TASK DIRECTIONS:
Write out the listing below in full and exactly, leaving out every picture.

AVAILABLE DATA:
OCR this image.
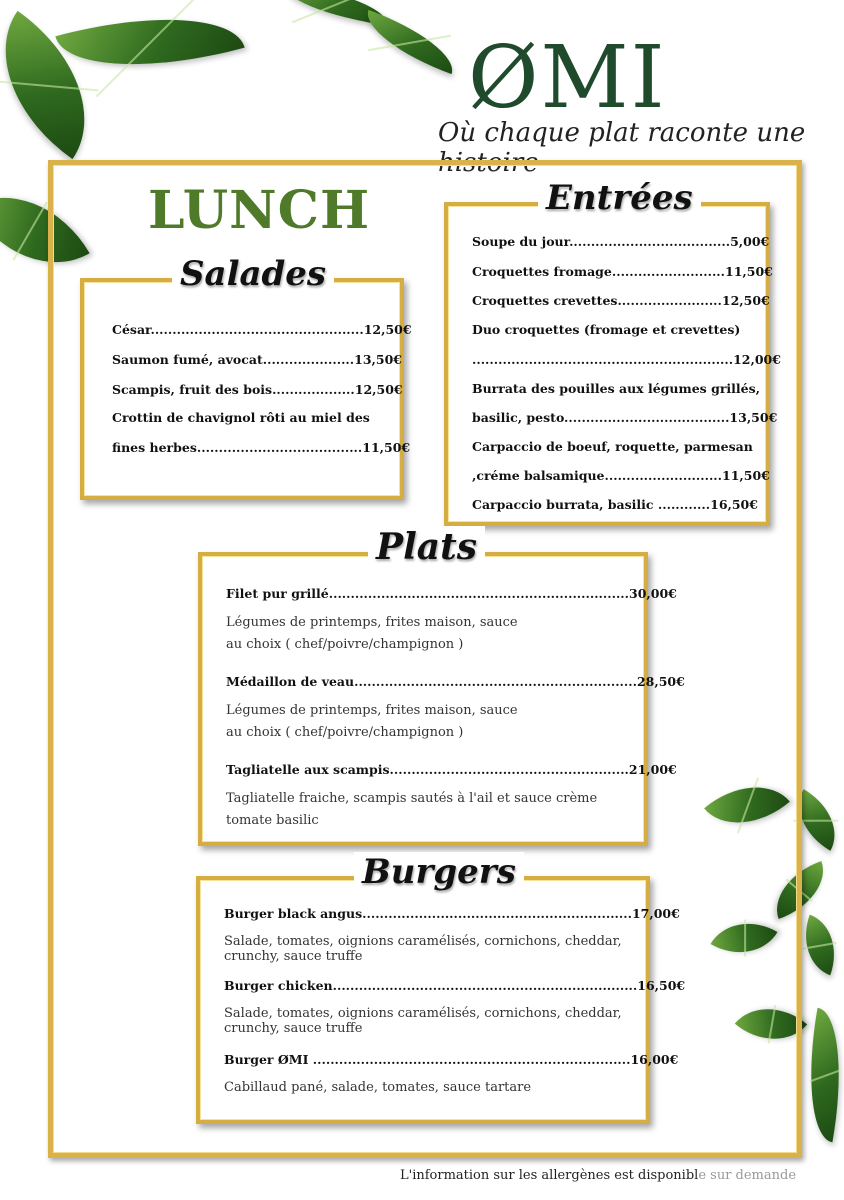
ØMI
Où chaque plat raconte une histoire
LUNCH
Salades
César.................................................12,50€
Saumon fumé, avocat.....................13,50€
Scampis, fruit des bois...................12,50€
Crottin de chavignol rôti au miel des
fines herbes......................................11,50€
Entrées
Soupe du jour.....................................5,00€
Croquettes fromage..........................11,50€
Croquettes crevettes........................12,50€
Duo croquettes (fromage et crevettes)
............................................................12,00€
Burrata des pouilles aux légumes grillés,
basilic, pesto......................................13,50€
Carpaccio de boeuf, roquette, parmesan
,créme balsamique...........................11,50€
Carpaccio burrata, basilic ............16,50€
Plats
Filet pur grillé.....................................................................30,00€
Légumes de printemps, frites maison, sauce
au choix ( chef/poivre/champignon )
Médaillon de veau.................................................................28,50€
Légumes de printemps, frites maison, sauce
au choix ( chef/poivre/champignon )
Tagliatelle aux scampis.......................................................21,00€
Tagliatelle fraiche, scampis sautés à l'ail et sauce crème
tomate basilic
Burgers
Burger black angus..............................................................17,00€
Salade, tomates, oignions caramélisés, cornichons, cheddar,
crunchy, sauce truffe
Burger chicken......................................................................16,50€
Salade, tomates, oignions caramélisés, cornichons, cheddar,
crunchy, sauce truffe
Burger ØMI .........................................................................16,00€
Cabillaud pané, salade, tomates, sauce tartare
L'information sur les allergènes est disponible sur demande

THE RESPONSE:
OCR this image.
ØMI
Où chaque plat raconte une histoire
LUNCH
Salades
César.................................................12,50€
Saumon fumé, avocat.....................13,50€
Scampis, fruit des bois...................12,50€
Crottin de chavignol rôti au miel des
fines herbes......................................11,50€
Entrées
Soupe du jour.....................................5,00€
Croquettes fromage..........................11,50€
Croquettes crevettes........................12,50€
Duo croquettes (fromage et crevettes)
............................................................12,00€
Burrata des pouilles aux légumes grillés,
basilic, pesto......................................13,50€
Carpaccio de boeuf, roquette, parmesan
,créme balsamique...........................11,50€
Carpaccio burrata, basilic ............16,50€
Plats
Filet pur grillé.....................................................................30,00€
Légumes de printemps, frites maison, sauce
au choix ( chef/poivre/champignon )
Médaillon de veau.................................................................28,50€
Légumes de printemps, frites maison, sauce
au choix ( chef/poivre/champignon )
Tagliatelle aux scampis.......................................................21,00€
Tagliatelle fraiche, scampis sautés à l'ail et sauce crème
tomate basilic
Burgers
Burger black angus..............................................................17,00€
Salade, tomates, oignions caramélisés, cornichons, cheddar,
crunchy, sauce truffe
Burger chicken......................................................................16,50€
Salade, tomates, oignions caramélisés, cornichons, cheddar,
crunchy, sauce truffe
Burger ØMI .........................................................................16,00€
Cabillaud pané, salade, tomates, sauce tartare
L'information sur les allergènes est disponible sur demande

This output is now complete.